>> Start Items

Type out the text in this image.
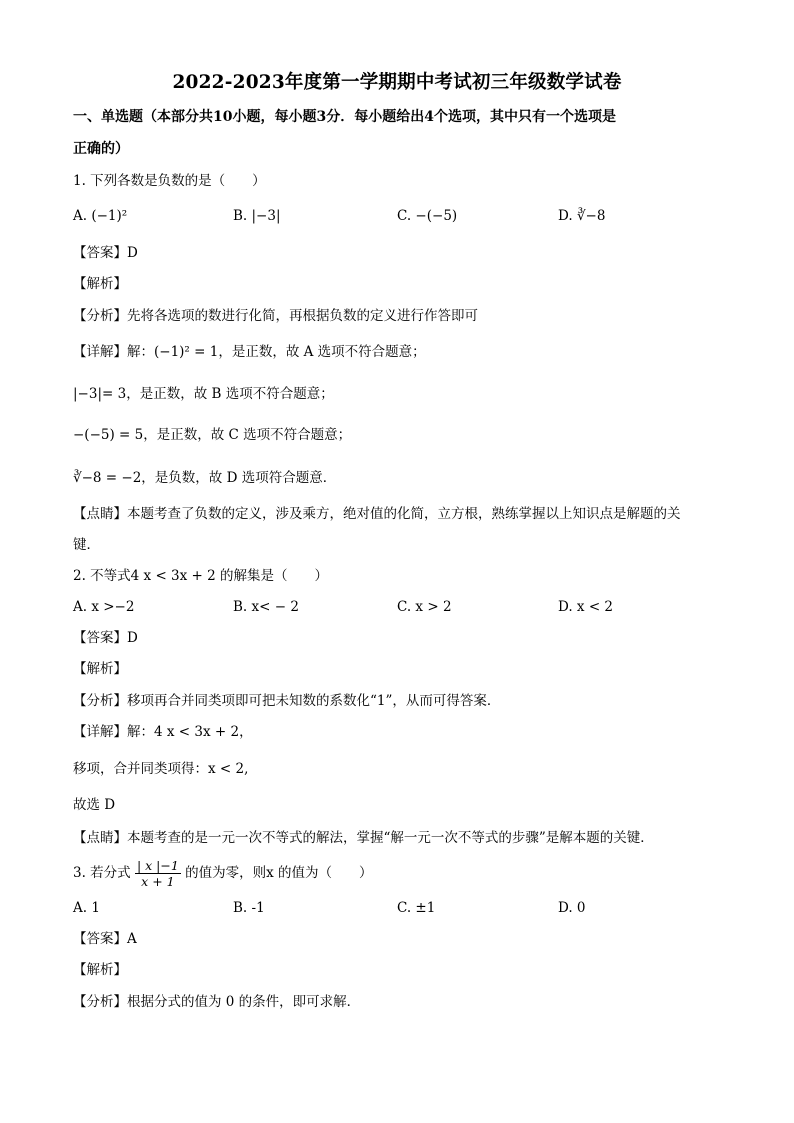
2022-2023年度第一学期期中考试初三年级数学试卷
一、单选题（本部分共10小题，每小题3分．每小题给出4个选项，其中只有一个选项是
正确的）
1. 下列各数是负数的是（　　）
A. (−1)²	B. |−3|	C. −(−5)	D. ∛−8
【答案】D
【解析】
【分析】先将各选项的数进行化简，再根据负数的定义进行作答即可
【详解】解：(−1)² = 1，是正数，故 A 选项不符合题意；
|−3|= 3，是正数，故 B 选项不符合题意；
−(−5) = 5，是正数，故 C 选项不符合题意；
∛−8 = −2，是负数，故 D 选项符合题意．
【点睛】本题考查了负数的定义，涉及乘方，绝对值的化简，立方根，熟练掌握以上知识点是解题的关
键．
2. 不等式4 x < 3x + 2 的解集是（　　）
A. x >−2	B. x< − 2	C. x > 2	D. x < 2
【答案】D
【解析】
【分析】移项再合并同类项即可把未知数的系数化“1”，从而可得答案．
【详解】解：4 x < 3x + 2，
移项，合并同类项得：x < 2,
故选 D
【点睛】本题考查的是一元一次不等式的解法，掌握“解一元一次不等式的步骤”是解本题的关键．
3. 若分式 $\frac{| x |-1}{x + 1}$ 的值为零，则x 的值为（　　）
A. 1	B. -1	C. ±1	D. 0
【答案】A
【解析】
【分析】根据分式的值为 0 的条件，即可求解．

>> End Items

Given instruction
Count each line with "选项不符合题意" in it and report that figure by itself.

Complete output
3